#### [TO BE DONE]
Write every record out again exactly as given.

#### [SUPPLIED DATA]
|---|

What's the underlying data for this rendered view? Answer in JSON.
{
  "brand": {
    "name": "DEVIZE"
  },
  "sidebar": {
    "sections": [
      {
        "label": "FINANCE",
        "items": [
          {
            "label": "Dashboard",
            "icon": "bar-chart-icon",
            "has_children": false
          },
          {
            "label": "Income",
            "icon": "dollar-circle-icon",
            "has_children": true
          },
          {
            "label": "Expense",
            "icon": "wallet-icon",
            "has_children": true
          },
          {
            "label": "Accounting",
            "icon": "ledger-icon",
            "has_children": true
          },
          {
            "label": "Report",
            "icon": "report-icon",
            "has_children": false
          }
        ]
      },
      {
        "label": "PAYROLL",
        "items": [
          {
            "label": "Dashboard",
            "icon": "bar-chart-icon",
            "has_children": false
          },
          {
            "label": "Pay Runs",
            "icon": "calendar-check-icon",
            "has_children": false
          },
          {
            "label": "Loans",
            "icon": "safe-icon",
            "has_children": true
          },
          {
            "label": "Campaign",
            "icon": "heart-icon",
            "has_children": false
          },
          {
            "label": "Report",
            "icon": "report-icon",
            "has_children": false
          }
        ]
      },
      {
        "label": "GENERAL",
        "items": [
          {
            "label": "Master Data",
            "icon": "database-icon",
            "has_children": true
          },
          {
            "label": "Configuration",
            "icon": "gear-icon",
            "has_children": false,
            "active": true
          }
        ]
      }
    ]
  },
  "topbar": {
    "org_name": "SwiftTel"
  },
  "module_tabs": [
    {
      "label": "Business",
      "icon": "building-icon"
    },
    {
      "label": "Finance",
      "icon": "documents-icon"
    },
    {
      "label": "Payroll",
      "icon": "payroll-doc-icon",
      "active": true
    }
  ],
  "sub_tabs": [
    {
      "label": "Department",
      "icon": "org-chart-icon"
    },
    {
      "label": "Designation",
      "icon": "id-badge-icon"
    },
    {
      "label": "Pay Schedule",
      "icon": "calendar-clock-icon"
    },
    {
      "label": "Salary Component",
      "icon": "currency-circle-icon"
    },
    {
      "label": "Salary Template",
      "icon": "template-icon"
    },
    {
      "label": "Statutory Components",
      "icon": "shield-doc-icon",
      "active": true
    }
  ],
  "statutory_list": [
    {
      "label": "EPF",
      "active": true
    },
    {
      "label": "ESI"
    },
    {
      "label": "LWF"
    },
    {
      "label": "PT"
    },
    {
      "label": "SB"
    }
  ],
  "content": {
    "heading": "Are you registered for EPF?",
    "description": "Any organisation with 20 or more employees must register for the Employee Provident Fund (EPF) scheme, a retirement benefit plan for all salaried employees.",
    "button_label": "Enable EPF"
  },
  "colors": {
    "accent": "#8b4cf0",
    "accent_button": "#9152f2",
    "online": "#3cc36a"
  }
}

|---|

#### [EXERCISE OUTPUT]
What's the underlying data for this rendered view? Answer in JSON.
{
  "brand": {
    "name": "DEVIZE"
  },
  "sidebar": {
    "sections": [
      {
        "label": "FINANCE",
        "items": [
          {
            "label": "Dashboard",
            "icon": "bar-chart-icon",
            "has_children": false
          },
          {
            "label": "Income",
            "icon": "dollar-circle-icon",
            "has_children": true
          },
          {
            "label": "Expense",
            "icon": "wallet-icon",
            "has_children": true
          },
          {
            "label": "Accounting",
            "icon": "ledger-icon",
            "has_children": true
          },
          {
            "label": "Report",
            "icon": "report-icon",
            "has_children": false
          }
        ]
      },
      {
        "label": "PAYROLL",
        "items": [
          {
            "label": "Dashboard",
            "icon": "bar-chart-icon",
            "has_children": false
          },
          {
            "label": "Pay Runs",
            "icon": "calendar-check-icon",
            "has_children": false
          },
          {
            "label": "Loans",
            "icon": "safe-icon",
            "has_children": true
          },
          {
            "label": "Campaign",
            "icon": "heart-icon",
            "has_children": false
          },
          {
            "label": "Report",
            "icon": "report-icon",
            "has_children": false
          }
        ]
      },
      {
        "label": "GENERAL",
        "items": [
          {
            "label": "Master Data",
            "icon": "database-icon",
            "has_children": true
          },
          {
            "label": "Configuration",
            "icon": "gear-icon",
            "has_children": false,
            "active": true
          }
        ]
      }
    ]
  },
  "topbar": {
    "org_name": "SwiftTel"
  },
  "module_tabs": [
    {
      "label": "Business",
      "icon": "building-icon"
    },
    {
      "label": "Finance",
      "icon": "documents-icon"
    },
    {
      "label": "Payroll",
      "icon": "payroll-doc-icon",
      "active": true
    }
  ],
  "sub_tabs": [
    {
      "label": "Department",
      "icon": "org-chart-icon"
    },
    {
      "label": "Designation",
      "icon": "id-badge-icon"
    },
    {
      "label": "Pay Schedule",
      "icon": "calendar-clock-icon"
    },
    {
      "label": "Salary Component",
      "icon": "currency-circle-icon"
    },
    {
      "label": "Salary Template",
      "icon": "template-icon"
    },
    {
      "label": "Statutory Components",
      "icon": "shield-doc-icon",
      "active": true
    }
  ],
  "statutory_list": [
    {
      "label": "EPF",
      "active": true
    },
    {
      "label": "ESI"
    },
    {
      "label": "LWF"
    },
    {
      "label": "PT"
    },
    {
      "label": "SB"
    }
  ],
  "content": {
    "heading": "Are you registered for EPF?",
    "description": "Any organisation with 20 or more employees must register for the Employee Provident Fund (EPF) scheme, a retirement benefit plan for all salaried employees.",
    "button_label": "Enable EPF"
  },
  "colors": {
    "accent": "#8b4cf0",
    "accent_button": "#9152f2",
    "online": "#3cc36a"
  }
}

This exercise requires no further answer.